[START]
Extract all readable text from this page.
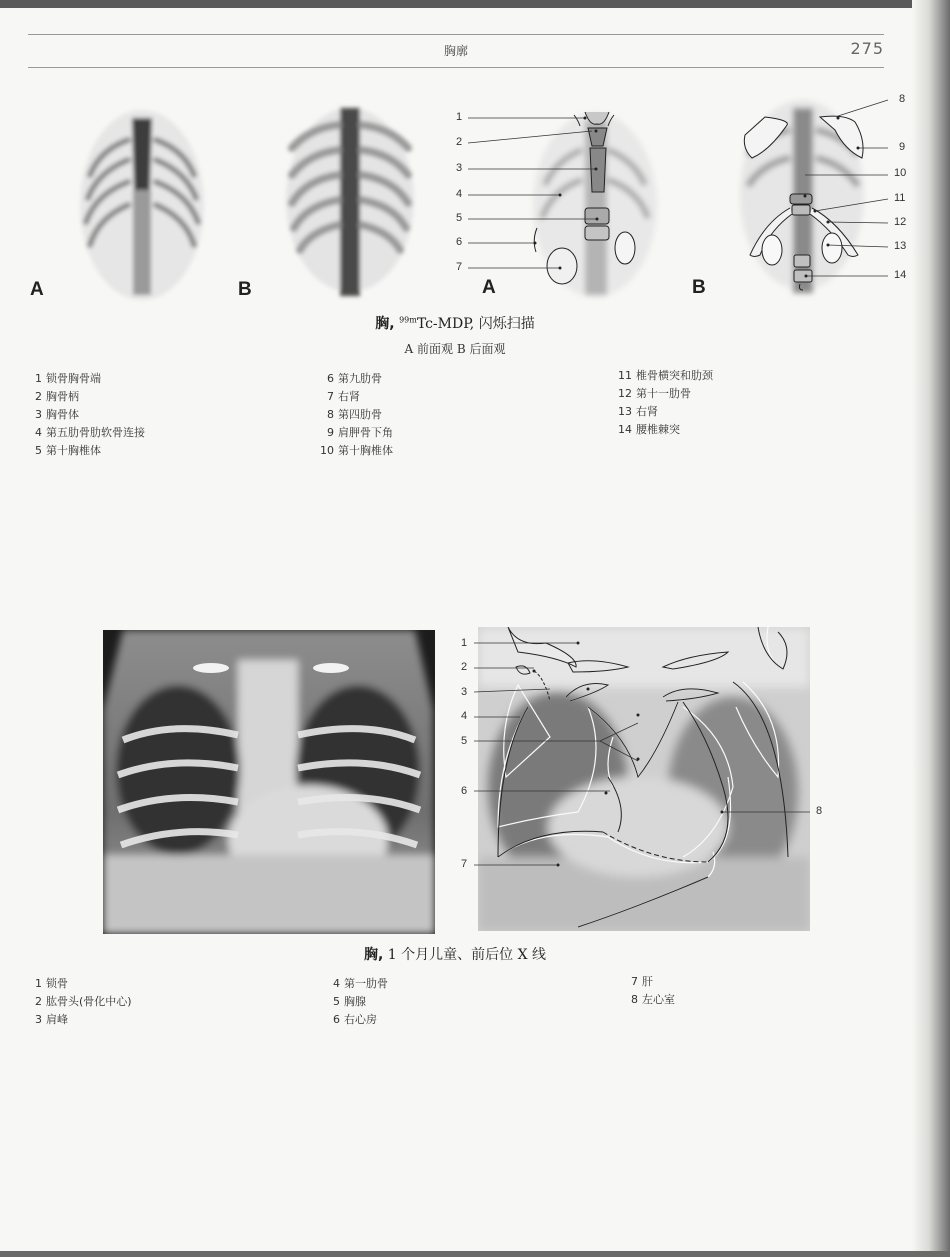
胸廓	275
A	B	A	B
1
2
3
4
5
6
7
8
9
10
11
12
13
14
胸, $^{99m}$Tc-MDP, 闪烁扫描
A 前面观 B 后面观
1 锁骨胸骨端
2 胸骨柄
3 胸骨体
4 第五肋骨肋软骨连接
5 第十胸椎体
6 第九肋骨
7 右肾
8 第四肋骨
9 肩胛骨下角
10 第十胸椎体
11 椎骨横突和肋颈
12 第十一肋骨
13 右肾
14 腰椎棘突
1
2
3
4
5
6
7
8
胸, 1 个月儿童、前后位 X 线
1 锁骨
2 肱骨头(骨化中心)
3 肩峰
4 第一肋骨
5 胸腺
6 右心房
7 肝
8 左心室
[END]
[START]
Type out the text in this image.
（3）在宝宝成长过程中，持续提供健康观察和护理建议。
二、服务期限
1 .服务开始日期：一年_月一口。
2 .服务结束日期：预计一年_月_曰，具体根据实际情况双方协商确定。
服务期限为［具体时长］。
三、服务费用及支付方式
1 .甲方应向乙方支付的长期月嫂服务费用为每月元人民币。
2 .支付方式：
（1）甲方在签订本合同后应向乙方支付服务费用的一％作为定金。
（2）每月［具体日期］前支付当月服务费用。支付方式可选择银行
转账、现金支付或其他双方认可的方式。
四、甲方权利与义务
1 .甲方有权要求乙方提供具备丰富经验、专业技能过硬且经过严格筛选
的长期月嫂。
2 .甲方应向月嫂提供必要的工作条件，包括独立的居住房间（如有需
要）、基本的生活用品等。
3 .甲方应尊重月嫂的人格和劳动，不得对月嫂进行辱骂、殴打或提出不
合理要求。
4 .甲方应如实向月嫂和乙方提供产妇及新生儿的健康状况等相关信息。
[END]
- _WHAT YOU SHOULD DO_: Report all lines of the data above that include the string "this".

- _RESPONSE TO THE TASK_:
Extract all readable text from this page.
Type out the text in this image.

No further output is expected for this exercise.